Collected data entries:
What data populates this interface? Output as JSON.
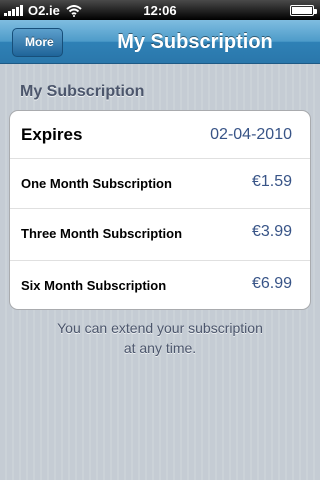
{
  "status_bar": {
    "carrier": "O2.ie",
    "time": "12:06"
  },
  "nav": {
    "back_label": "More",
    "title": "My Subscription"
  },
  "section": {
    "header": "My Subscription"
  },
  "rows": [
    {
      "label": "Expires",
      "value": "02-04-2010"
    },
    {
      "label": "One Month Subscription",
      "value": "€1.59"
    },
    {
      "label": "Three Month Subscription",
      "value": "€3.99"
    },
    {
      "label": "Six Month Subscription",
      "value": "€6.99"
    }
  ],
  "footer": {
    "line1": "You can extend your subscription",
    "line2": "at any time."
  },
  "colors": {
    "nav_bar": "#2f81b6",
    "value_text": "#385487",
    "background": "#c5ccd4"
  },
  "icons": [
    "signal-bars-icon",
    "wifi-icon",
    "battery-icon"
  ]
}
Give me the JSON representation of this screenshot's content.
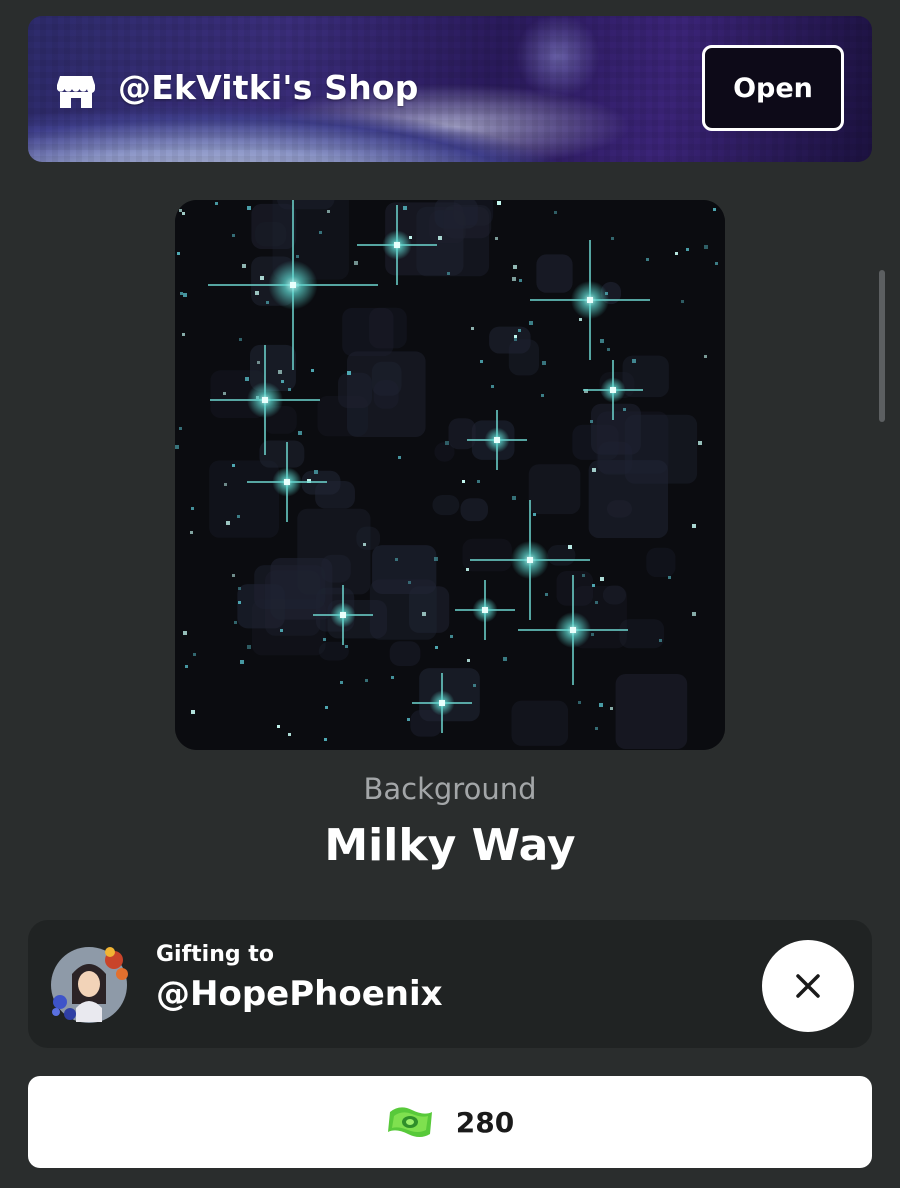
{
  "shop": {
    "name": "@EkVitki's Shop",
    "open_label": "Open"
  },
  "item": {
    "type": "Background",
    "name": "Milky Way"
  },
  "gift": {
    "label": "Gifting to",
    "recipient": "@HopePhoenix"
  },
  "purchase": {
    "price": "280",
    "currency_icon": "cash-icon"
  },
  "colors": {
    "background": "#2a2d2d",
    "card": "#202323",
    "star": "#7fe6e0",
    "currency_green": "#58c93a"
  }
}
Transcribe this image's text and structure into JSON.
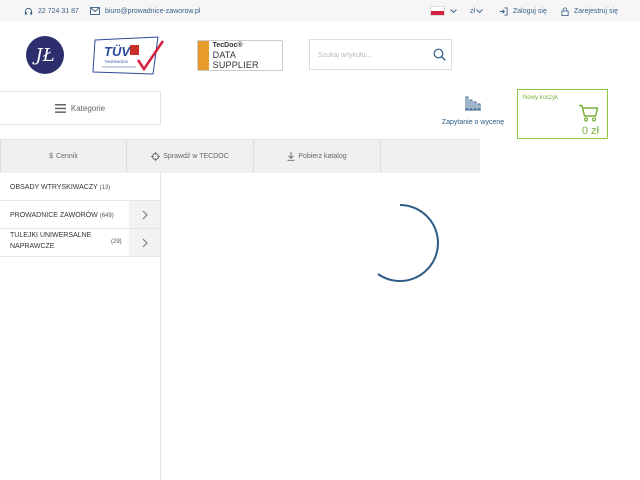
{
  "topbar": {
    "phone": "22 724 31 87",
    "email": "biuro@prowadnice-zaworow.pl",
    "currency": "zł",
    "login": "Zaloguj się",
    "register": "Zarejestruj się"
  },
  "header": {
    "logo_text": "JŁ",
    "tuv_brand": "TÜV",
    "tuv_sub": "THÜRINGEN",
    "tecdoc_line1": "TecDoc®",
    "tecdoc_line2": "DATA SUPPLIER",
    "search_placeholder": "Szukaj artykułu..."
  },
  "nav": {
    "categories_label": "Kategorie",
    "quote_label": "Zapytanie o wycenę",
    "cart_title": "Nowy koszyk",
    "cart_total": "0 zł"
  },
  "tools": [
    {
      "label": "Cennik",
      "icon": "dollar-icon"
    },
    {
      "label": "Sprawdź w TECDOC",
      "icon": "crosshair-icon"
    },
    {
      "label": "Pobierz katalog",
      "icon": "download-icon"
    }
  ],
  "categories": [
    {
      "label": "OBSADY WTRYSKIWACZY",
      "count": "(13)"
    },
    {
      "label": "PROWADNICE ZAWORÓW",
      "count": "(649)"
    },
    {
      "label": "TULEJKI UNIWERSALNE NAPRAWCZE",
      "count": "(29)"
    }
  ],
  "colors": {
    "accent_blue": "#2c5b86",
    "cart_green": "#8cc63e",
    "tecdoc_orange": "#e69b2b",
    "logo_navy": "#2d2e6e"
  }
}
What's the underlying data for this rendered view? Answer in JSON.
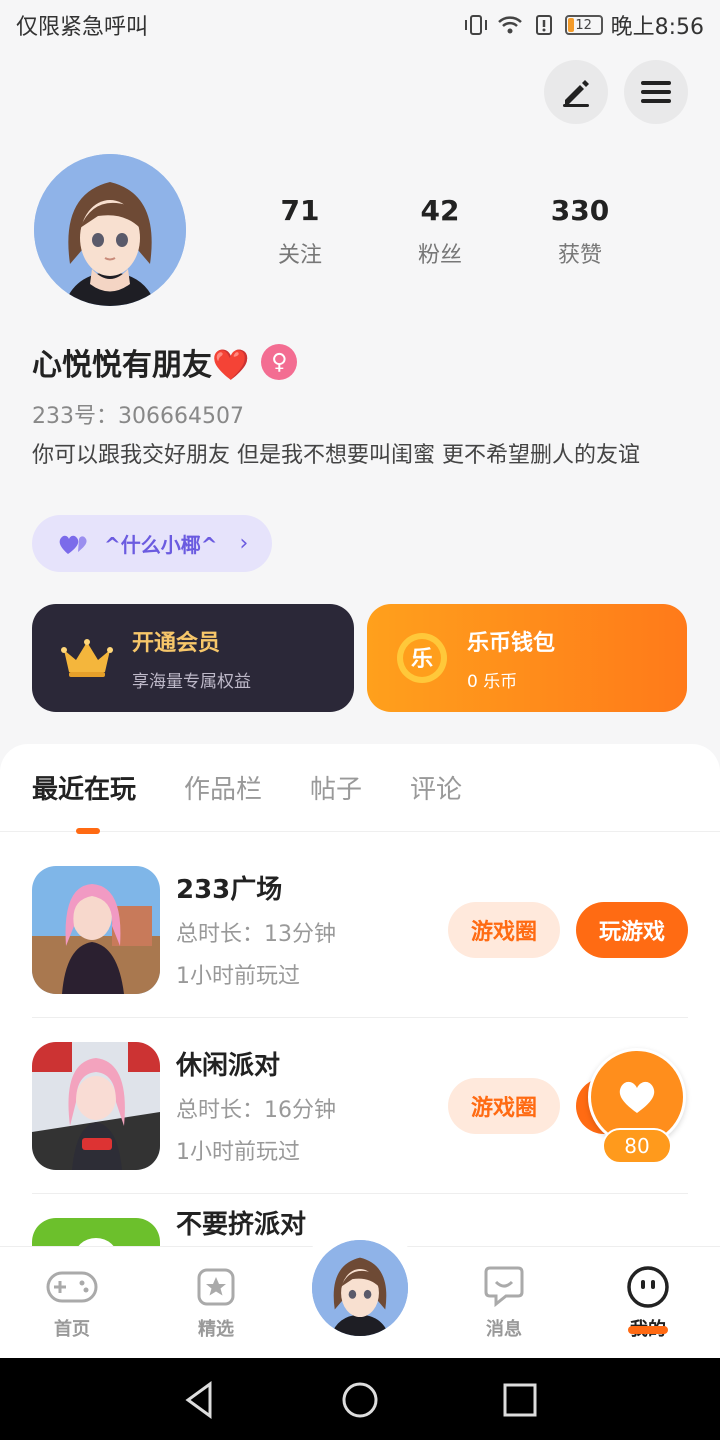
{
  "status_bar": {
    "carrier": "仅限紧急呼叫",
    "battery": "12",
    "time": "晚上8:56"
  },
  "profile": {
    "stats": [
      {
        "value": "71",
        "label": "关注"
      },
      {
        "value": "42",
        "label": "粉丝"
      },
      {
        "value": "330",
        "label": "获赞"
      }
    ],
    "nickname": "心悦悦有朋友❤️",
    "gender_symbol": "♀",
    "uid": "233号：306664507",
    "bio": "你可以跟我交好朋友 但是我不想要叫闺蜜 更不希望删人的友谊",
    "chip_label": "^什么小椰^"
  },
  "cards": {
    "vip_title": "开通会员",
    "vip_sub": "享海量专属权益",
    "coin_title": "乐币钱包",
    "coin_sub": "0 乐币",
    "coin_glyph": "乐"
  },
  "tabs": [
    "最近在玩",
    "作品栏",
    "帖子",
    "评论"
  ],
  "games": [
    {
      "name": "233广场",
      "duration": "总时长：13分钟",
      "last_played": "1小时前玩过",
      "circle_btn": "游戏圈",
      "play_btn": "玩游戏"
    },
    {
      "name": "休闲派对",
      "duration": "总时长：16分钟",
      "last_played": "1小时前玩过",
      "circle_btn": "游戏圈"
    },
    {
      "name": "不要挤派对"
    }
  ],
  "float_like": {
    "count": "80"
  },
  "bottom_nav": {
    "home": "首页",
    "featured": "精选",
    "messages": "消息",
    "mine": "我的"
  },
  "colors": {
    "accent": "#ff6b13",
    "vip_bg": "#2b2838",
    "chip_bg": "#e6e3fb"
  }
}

• _Aim_
All records above are to be printed exactly, minus the pictures they contain.

• _Solution to this task_
What data populates this interface? Output as JSON.
{
  "status_bar": {
    "carrier": "O2.ie",
    "time": "12:06"
  },
  "nav": {
    "back_label": "More",
    "title": "My Subscription"
  },
  "section": {
    "header": "My Subscription"
  },
  "rows": [
    {
      "label": "Expires",
      "value": "02-04-2010"
    },
    {
      "label": "One Month Subscription",
      "value": "€1.59"
    },
    {
      "label": "Three Month Subscription",
      "value": "€3.99"
    },
    {
      "label": "Six Month Subscription",
      "value": "€6.99"
    }
  ],
  "footer": {
    "line1": "You can extend your subscription",
    "line2": "at any time."
  },
  "colors": {
    "nav_bar": "#2f81b6",
    "value_text": "#385487",
    "background": "#c5ccd4"
  },
  "icons": [
    "signal-bars-icon",
    "wifi-icon",
    "battery-icon"
  ]
}
Give me the JSON representation of this screenshot's content.
{
  "shop": {
    "name": "@EkVitki's Shop",
    "open_label": "Open"
  },
  "item": {
    "type": "Background",
    "name": "Milky Way"
  },
  "gift": {
    "label": "Gifting to",
    "recipient": "@HopePhoenix"
  },
  "purchase": {
    "price": "280",
    "currency_icon": "cash-icon"
  },
  "colors": {
    "background": "#2a2d2d",
    "card": "#202323",
    "star": "#7fe6e0",
    "currency_green": "#58c93a"
  }
}
Transcribe this image's text and structure into JSON.
{
  "topbar": {
    "phone": "22 724 31 87",
    "email": "biuro@prowadnice-zaworow.pl",
    "currency": "zł",
    "login": "Zaloguj się",
    "register": "Zarejestruj się"
  },
  "header": {
    "logo_text": "JŁ",
    "tuv_brand": "TÜV",
    "tuv_sub": "THÜRINGEN",
    "tecdoc_line1": "TecDoc®",
    "tecdoc_line2": "DATA SUPPLIER",
    "search_placeholder": "Szukaj artykułu..."
  },
  "nav": {
    "categories_label": "Kategorie",
    "quote_label": "Zapytanie o wycenę",
    "cart_title": "Nowy koszyk",
    "cart_total": "0 zł"
  },
  "tools": [
    {
      "label": "Cennik",
      "icon": "dollar-icon"
    },
    {
      "label": "Sprawdź w TECDOC",
      "icon": "crosshair-icon"
    },
    {
      "label": "Pobierz katalog",
      "icon": "download-icon"
    }
  ],
  "categories": [
    {
      "label": "OBSADY WTRYSKIWACZY",
      "count": "(13)"
    },
    {
      "label": "PROWADNICE ZAWORÓW",
      "count": "(649)"
    },
    {
      "label": "TULEJKI UNIWERSALNE NAPRAWCZE",
      "count": "(29)"
    }
  ],
  "colors": {
    "accent_blue": "#2c5b86",
    "cart_green": "#8cc63e",
    "tecdoc_orange": "#e69b2b",
    "logo_navy": "#2d2e6e"
  }
}
What's the underlying data for this rendered view? Answer in JSON.
{
  "status_bar": {
    "carrier": "仅限紧急呼叫",
    "battery": "12",
    "time": "晚上8:56"
  },
  "profile": {
    "stats": [
      {
        "value": "71",
        "label": "关注"
      },
      {
        "value": "42",
        "label": "粉丝"
      },
      {
        "value": "330",
        "label": "获赞"
      }
    ],
    "nickname": "心悦悦有朋友❤️",
    "gender_symbol": "♀",
    "uid": "233号：306664507",
    "bio": "你可以跟我交好朋友 但是我不想要叫闺蜜 更不希望删人的友谊",
    "chip_label": "^什么小椰^"
  },
  "cards": {
    "vip_title": "开通会员",
    "vip_sub": "享海量专属权益",
    "coin_title": "乐币钱包",
    "coin_sub": "0 乐币",
    "coin_glyph": "乐"
  },
  "tabs": [
    "最近在玩",
    "作品栏",
    "帖子",
    "评论"
  ],
  "games": [
    {
      "name": "233广场",
      "duration": "总时长：13分钟",
      "last_played": "1小时前玩过",
      "circle_btn": "游戏圈",
      "play_btn": "玩游戏"
    },
    {
      "name": "休闲派对",
      "duration": "总时长：16分钟",
      "last_played": "1小时前玩过",
      "circle_btn": "游戏圈"
    },
    {
      "name": "不要挤派对"
    }
  ],
  "float_like": {
    "count": "80"
  },
  "bottom_nav": {
    "home": "首页",
    "featured": "精选",
    "messages": "消息",
    "mine": "我的"
  },
  "colors": {
    "accent": "#ff6b13",
    "vip_bg": "#2b2838",
    "chip_bg": "#e6e3fb"
  }
}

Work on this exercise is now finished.